# start of Stored records

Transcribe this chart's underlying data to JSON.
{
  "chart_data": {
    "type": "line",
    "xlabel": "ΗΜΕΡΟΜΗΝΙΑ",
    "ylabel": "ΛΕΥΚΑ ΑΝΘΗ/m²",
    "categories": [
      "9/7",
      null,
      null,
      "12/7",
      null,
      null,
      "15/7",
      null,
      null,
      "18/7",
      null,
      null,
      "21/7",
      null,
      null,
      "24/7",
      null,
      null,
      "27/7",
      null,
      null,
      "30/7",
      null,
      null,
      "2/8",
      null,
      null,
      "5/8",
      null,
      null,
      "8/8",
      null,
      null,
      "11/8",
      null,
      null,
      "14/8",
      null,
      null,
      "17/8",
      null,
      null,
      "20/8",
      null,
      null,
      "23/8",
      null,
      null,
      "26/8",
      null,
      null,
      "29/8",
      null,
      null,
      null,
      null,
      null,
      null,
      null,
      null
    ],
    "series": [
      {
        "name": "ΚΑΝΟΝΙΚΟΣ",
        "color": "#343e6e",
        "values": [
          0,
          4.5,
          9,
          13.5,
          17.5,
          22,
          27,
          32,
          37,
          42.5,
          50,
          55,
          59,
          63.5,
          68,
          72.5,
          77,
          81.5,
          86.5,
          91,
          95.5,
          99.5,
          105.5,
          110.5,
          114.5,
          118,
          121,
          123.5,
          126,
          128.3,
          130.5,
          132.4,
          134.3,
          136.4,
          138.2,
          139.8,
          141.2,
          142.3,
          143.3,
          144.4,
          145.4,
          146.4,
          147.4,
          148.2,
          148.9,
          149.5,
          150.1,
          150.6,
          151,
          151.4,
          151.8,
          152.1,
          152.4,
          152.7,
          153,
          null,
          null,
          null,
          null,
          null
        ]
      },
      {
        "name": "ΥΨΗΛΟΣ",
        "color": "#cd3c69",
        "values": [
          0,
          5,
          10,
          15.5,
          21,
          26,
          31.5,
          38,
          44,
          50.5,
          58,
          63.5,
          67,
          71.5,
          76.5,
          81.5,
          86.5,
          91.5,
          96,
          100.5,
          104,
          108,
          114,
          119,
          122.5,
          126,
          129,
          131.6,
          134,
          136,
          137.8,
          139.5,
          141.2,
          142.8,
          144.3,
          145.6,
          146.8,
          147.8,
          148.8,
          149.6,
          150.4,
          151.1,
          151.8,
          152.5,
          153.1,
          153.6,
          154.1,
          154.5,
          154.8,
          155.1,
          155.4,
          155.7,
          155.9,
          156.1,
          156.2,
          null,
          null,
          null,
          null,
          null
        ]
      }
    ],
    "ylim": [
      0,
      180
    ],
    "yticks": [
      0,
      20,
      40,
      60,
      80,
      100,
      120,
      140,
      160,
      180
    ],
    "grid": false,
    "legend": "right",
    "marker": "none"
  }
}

# end of Stored records

__Given exercise__
Every line of the material must be returned exactly as it appears.

__Response__
Transcribe this chart's underlying data to JSON.
{
  "chart_data": {
    "type": "line",
    "xlabel": "ΗΜΕΡΟΜΗΝΙΑ",
    "ylabel": "ΛΕΥΚΑ ΑΝΘΗ/m²",
    "categories": [
      "9/7",
      null,
      null,
      "12/7",
      null,
      null,
      "15/7",
      null,
      null,
      "18/7",
      null,
      null,
      "21/7",
      null,
      null,
      "24/7",
      null,
      null,
      "27/7",
      null,
      null,
      "30/7",
      null,
      null,
      "2/8",
      null,
      null,
      "5/8",
      null,
      null,
      "8/8",
      null,
      null,
      "11/8",
      null,
      null,
      "14/8",
      null,
      null,
      "17/8",
      null,
      null,
      "20/8",
      null,
      null,
      "23/8",
      null,
      null,
      "26/8",
      null,
      null,
      "29/8",
      null,
      null,
      null,
      null,
      null,
      null,
      null,
      null
    ],
    "series": [
      {
        "name": "ΚΑΝΟΝΙΚΟΣ",
        "color": "#343e6e",
        "values": [
          0,
          4.5,
          9,
          13.5,
          17.5,
          22,
          27,
          32,
          37,
          42.5,
          50,
          55,
          59,
          63.5,
          68,
          72.5,
          77,
          81.5,
          86.5,
          91,
          95.5,
          99.5,
          105.5,
          110.5,
          114.5,
          118,
          121,
          123.5,
          126,
          128.3,
          130.5,
          132.4,
          134.3,
          136.4,
          138.2,
          139.8,
          141.2,
          142.3,
          143.3,
          144.4,
          145.4,
          146.4,
          147.4,
          148.2,
          148.9,
          149.5,
          150.1,
          150.6,
          151,
          151.4,
          151.8,
          152.1,
          152.4,
          152.7,
          153,
          null,
          null,
          null,
          null,
          null
        ]
      },
      {
        "name": "ΥΨΗΛΟΣ",
        "color": "#cd3c69",
        "values": [
          0,
          5,
          10,
          15.5,
          21,
          26,
          31.5,
          38,
          44,
          50.5,
          58,
          63.5,
          67,
          71.5,
          76.5,
          81.5,
          86.5,
          91.5,
          96,
          100.5,
          104,
          108,
          114,
          119,
          122.5,
          126,
          129,
          131.6,
          134,
          136,
          137.8,
          139.5,
          141.2,
          142.8,
          144.3,
          145.6,
          146.8,
          147.8,
          148.8,
          149.6,
          150.4,
          151.1,
          151.8,
          152.5,
          153.1,
          153.6,
          154.1,
          154.5,
          154.8,
          155.1,
          155.4,
          155.7,
          155.9,
          156.1,
          156.2,
          null,
          null,
          null,
          null,
          null
        ]
      }
    ],
    "ylim": [
      0,
      180
    ],
    "yticks": [
      0,
      20,
      40,
      60,
      80,
      100,
      120,
      140,
      160,
      180
    ],
    "grid": false,
    "legend": "right",
    "marker": "none"
  }
}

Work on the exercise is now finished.